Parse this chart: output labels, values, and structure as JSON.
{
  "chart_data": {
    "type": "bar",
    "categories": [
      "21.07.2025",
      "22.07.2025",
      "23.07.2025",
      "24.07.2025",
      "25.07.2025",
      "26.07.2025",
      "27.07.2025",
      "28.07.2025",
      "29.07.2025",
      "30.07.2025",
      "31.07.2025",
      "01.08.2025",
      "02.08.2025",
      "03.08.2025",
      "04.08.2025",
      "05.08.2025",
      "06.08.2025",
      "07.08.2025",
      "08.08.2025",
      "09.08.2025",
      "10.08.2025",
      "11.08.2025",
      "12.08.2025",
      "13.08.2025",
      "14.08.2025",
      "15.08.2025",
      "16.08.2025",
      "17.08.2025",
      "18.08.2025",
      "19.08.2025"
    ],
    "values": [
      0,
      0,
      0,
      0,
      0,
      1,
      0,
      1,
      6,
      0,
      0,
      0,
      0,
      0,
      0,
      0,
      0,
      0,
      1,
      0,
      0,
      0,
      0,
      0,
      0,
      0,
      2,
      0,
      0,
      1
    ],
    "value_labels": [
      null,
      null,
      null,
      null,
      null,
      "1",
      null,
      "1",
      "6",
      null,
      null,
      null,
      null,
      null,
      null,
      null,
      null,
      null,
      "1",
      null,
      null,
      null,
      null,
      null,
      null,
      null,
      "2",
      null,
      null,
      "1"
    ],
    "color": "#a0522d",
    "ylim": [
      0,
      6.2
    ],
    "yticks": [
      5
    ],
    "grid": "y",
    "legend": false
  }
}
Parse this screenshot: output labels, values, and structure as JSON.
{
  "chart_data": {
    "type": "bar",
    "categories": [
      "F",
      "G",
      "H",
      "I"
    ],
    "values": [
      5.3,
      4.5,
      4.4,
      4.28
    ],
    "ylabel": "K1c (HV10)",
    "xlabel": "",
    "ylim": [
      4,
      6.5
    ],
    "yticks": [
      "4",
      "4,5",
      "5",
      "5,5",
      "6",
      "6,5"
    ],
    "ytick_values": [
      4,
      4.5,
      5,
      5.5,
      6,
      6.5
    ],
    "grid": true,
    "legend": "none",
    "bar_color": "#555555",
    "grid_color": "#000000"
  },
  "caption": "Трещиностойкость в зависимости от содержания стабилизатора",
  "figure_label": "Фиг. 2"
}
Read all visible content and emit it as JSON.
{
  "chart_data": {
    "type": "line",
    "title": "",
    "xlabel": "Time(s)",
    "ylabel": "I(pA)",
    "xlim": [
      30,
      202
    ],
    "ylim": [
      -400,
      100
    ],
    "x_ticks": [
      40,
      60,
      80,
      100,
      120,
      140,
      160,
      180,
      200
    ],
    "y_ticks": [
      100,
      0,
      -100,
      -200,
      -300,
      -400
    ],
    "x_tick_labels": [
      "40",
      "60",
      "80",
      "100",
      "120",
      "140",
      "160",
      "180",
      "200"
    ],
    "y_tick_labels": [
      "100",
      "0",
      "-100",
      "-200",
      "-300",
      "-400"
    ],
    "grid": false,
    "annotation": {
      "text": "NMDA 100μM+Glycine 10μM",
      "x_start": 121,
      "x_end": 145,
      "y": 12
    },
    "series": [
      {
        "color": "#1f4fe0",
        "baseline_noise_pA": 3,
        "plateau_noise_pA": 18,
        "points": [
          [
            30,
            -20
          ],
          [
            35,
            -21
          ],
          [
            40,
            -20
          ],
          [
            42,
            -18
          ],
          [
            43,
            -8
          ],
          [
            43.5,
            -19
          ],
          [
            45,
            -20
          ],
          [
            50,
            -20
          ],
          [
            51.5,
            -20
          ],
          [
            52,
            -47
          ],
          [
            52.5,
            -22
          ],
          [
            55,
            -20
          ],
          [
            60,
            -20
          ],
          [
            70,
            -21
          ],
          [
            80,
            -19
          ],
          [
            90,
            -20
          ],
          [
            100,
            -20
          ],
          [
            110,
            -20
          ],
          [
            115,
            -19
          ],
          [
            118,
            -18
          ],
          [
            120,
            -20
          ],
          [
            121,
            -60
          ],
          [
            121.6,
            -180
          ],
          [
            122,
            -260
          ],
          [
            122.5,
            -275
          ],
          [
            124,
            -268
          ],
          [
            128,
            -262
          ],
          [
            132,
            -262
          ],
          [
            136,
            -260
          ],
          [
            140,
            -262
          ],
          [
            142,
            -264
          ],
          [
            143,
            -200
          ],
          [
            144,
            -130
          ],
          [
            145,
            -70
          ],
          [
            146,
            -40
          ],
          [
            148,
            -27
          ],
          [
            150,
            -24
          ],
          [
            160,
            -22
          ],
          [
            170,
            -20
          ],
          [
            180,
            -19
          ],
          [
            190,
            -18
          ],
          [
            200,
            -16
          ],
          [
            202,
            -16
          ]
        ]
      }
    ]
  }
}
= = = = = = =
**TASK BRIEF:** Every entry above should be retyped exactly as shown.

**WRITTEN RESPONSE:**
Parse this chart: output labels, values, and structure as JSON.
{
  "chart_data": {
    "type": "bar",
    "categories": [
      "21.07.2025",
      "22.07.2025",
      "23.07.2025",
      "24.07.2025",
      "25.07.2025",
      "26.07.2025",
      "27.07.2025",
      "28.07.2025",
      "29.07.2025",
      "30.07.2025",
      "31.07.2025",
      "01.08.2025",
      "02.08.2025",
      "03.08.2025",
      "04.08.2025",
      "05.08.2025",
      "06.08.2025",
      "07.08.2025",
      "08.08.2025",
      "09.08.2025",
      "10.08.2025",
      "11.08.2025",
      "12.08.2025",
      "13.08.2025",
      "14.08.2025",
      "15.08.2025",
      "16.08.2025",
      "17.08.2025",
      "18.08.2025",
      "19.08.2025"
    ],
    "values": [
      0,
      0,
      0,
      0,
      0,
      1,
      0,
      1,
      6,
      0,
      0,
      0,
      0,
      0,
      0,
      0,
      0,
      0,
      1,
      0,
      0,
      0,
      0,
      0,
      0,
      0,
      2,
      0,
      0,
      1
    ],
    "value_labels": [
      null,
      null,
      null,
      null,
      null,
      "1",
      null,
      "1",
      "6",
      null,
      null,
      null,
      null,
      null,
      null,
      null,
      null,
      null,
      "1",
      null,
      null,
      null,
      null,
      null,
      null,
      null,
      "2",
      null,
      null,
      "1"
    ],
    "color": "#a0522d",
    "ylim": [
      0,
      6.2
    ],
    "yticks": [
      5
    ],
    "grid": "y",
    "legend": false
  }
}
Parse this screenshot: output labels, values, and structure as JSON.
{
  "chart_data": {
    "type": "bar",
    "categories": [
      "F",
      "G",
      "H",
      "I"
    ],
    "values": [
      5.3,
      4.5,
      4.4,
      4.28
    ],
    "ylabel": "K1c (HV10)",
    "xlabel": "",
    "ylim": [
      4,
      6.5
    ],
    "yticks": [
      "4",
      "4,5",
      "5",
      "5,5",
      "6",
      "6,5"
    ],
    "ytick_values": [
      4,
      4.5,
      5,
      5.5,
      6,
      6.5
    ],
    "grid": true,
    "legend": "none",
    "bar_color": "#555555",
    "grid_color": "#000000"
  },
  "caption": "Трещиностойкость в зависимости от содержания стабилизатора",
  "figure_label": "Фиг. 2"
}
Read all visible content and emit it as JSON.
{
  "chart_data": {
    "type": "line",
    "title": "",
    "xlabel": "Time(s)",
    "ylabel": "I(pA)",
    "xlim": [
      30,
      202
    ],
    "ylim": [
      -400,
      100
    ],
    "x_ticks": [
      40,
      60,
      80,
      100,
      120,
      140,
      160,
      180,
      200
    ],
    "y_ticks": [
      100,
      0,
      -100,
      -200,
      -300,
      -400
    ],
    "x_tick_labels": [
      "40",
      "60",
      "80",
      "100",
      "120",
      "140",
      "160",
      "180",
      "200"
    ],
    "y_tick_labels": [
      "100",
      "0",
      "-100",
      "-200",
      "-300",
      "-400"
    ],
    "grid": false,
    "annotation": {
      "text": "NMDA 100μM+Glycine 10μM",
      "x_start": 121,
      "x_end": 145,
      "y": 12
    },
    "series": [
      {
        "color": "#1f4fe0",
        "baseline_noise_pA": 3,
        "plateau_noise_pA": 18,
        "points": [
          [
            30,
            -20
          ],
          [
            35,
            -21
          ],
          [
            40,
            -20
          ],
          [
            42,
            -18
          ],
          [
            43,
            -8
          ],
          [
            43.5,
            -19
          ],
          [
            45,
            -20
          ],
          [
            50,
            -20
          ],
          [
            51.5,
            -20
          ],
          [
            52,
            -47
          ],
          [
            52.5,
            -22
          ],
          [
            55,
            -20
          ],
          [
            60,
            -20
          ],
          [
            70,
            -21
          ],
          [
            80,
            -19
          ],
          [
            90,
            -20
          ],
          [
            100,
            -20
          ],
          [
            110,
            -20
          ],
          [
            115,
            -19
          ],
          [
            118,
            -18
          ],
          [
            120,
            -20
          ],
          [
            121,
            -60
          ],
          [
            121.6,
            -180
          ],
          [
            122,
            -260
          ],
          [
            122.5,
            -275
          ],
          [
            124,
            -268
          ],
          [
            128,
            -262
          ],
          [
            132,
            -262
          ],
          [
            136,
            -260
          ],
          [
            140,
            -262
          ],
          [
            142,
            -264
          ],
          [
            143,
            -200
          ],
          [
            144,
            -130
          ],
          [
            145,
            -70
          ],
          [
            146,
            -40
          ],
          [
            148,
            -27
          ],
          [
            150,
            -24
          ],
          [
            160,
            -22
          ],
          [
            170,
            -20
          ],
          [
            180,
            -19
          ],
          [
            190,
            -18
          ],
          [
            200,
            -16
          ],
          [
            202,
            -16
          ]
        ]
      }
    ]
  }
}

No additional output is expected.